***** Text section
The second sentence of A2P1 is subject to the derogation at Schedule 3, Part 2 of the Human Rights Act so that it applies “only so far as it is compatible with the provision of efficient instruction and training, and the avoidance of unreasonable public expenditure”.
Paragraph 1.20 of the Homelessness Code provides that housing authorities and other agencies that carry out public functions on behalf of housing authorities must do so in a way that is compatible with Convention rights. Paragraph 1.28 requires housing authorities to consider the human rights implications of their actions in the exercise of their powers, or risk having their decisions overturned as a result and the planning and delivery of their services being affected.
There is very little direct authority on the substantive application of human rights considerations to housing decisions. In R (E) v Islington LBC [2017] EWHC 1440 (Admin), [2018] PTSR 349, damages were awarded for a violation of A2P1, where the local housing authority had failed to ensure that a child placed outside its district had a school place available.
The most relevant authority for our purposes is the decision of this court in Codona v Mid-Bedfordshire District Council [2004] EWCA Civ 925, [2005] HLR 1 (‘Codona’). That concerned the question of whether an offer to a gypsy family of short-term bricks-and-mortar accommodation was suitable when they wished for cultural reasons to live in caravan accommodation. The appellant argued that the failure to secure her accommodation on a caravan site, even on a temporary basis, violated her rights under Articles 8 and 14. The court held that the local authority must give special consideration to securing accommodation that would facilitate the family’s traditional way of life and that, when considering whether accommodation was suitable they must carefully examine the claim for special consideration of their housing needs. It went on to find that, as it could be assumed that the family would only be in bricks-and-mortar accommodation for a short time, there was no violation. The court, through Auld LJ, made some reference to the significance of human rights considerations. At [42] he observed that suitability of offered accommodation in a homeless case has the gloss of Article 8, which requires a balancing of countervailing factors where they exist. At [55-56] he addressed the submissions made to the judge in this way:
“However, the Judge went on to deal with the Art.8 point, put to him as a separate or supplemental ground of complaint fortifying Mrs Codona’s claim, in much the same way as Mr Watkinson seeks to argue it here as a proposed fourth ground of appeal. It is, of course, all part of the same question, lawful application of a proper definition of suitability to the circumstances of the case, including Mrs Codona’s aversion to conventional housing and the fact the offer was for short-stay bed and breakfast accommodation.
**********
***** Exercise data
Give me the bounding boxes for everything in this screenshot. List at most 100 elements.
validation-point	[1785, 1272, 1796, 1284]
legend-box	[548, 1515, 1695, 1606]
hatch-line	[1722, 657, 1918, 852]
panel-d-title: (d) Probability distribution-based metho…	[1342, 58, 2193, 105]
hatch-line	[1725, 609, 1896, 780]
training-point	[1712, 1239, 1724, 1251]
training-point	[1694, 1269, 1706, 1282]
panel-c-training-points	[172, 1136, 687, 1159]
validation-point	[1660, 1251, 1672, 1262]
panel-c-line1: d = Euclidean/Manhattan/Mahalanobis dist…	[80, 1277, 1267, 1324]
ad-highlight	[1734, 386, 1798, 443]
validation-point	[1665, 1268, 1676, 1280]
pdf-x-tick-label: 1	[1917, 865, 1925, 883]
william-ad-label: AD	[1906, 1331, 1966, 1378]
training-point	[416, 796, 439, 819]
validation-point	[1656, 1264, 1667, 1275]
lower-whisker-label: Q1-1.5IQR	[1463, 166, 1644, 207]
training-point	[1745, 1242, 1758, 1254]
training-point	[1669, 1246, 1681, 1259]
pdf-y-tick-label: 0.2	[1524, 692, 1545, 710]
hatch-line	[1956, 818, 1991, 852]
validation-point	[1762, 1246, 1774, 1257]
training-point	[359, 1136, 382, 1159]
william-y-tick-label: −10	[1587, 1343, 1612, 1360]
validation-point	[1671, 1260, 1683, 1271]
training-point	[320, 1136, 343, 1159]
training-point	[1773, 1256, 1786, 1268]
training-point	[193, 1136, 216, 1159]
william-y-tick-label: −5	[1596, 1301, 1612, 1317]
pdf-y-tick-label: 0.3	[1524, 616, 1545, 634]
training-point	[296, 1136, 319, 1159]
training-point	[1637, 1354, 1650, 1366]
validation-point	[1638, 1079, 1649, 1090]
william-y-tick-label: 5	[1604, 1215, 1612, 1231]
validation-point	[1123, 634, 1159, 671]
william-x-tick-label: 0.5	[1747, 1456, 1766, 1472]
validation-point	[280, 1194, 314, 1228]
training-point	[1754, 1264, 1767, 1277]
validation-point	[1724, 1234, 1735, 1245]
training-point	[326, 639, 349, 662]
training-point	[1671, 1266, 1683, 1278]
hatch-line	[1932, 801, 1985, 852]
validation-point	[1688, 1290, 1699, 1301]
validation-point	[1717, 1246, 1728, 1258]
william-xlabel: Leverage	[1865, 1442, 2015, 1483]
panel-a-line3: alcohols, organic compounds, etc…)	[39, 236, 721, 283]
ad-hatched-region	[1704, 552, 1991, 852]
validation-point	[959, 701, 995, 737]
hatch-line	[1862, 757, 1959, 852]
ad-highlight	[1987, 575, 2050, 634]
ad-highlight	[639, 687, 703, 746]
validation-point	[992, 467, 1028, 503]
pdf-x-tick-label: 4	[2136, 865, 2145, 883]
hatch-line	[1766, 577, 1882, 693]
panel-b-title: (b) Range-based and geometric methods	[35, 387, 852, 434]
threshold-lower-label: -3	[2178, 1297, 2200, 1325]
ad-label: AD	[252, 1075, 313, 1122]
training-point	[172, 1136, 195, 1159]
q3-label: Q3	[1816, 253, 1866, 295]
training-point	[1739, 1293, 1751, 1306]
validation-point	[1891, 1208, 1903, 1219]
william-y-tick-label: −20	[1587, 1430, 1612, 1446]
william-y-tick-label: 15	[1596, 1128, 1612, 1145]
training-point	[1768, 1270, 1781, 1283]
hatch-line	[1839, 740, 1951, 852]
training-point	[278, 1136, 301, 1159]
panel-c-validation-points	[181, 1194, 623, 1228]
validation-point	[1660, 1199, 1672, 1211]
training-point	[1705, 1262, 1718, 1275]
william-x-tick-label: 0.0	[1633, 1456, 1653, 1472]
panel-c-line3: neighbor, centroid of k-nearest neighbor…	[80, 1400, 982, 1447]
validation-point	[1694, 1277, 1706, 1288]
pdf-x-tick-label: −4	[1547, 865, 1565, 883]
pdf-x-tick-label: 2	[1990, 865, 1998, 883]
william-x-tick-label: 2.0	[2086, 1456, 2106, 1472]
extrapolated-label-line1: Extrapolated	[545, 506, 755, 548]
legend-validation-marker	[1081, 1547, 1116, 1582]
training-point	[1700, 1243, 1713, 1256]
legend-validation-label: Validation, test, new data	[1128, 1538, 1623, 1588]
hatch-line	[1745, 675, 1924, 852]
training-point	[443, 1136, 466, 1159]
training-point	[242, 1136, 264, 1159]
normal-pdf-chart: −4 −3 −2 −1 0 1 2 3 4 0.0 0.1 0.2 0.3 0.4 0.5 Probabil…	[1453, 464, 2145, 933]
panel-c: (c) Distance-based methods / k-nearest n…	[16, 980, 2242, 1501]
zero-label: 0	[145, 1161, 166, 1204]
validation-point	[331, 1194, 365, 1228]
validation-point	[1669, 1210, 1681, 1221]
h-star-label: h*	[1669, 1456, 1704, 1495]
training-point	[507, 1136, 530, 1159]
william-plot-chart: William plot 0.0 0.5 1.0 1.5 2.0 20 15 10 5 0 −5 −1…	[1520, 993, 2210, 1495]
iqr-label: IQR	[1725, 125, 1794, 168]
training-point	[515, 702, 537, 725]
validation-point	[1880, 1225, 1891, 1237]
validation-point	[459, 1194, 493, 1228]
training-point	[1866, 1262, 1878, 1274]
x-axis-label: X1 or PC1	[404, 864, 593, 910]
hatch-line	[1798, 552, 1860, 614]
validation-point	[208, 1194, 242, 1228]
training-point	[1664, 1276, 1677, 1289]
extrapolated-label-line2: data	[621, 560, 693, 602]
**********
**Instructions for the task**. In the passage on human rights and housing decisions, what type of accommodation did the family in Codona wish to live in for cultural reasons?

**Response to the task**. Caravan accommodation.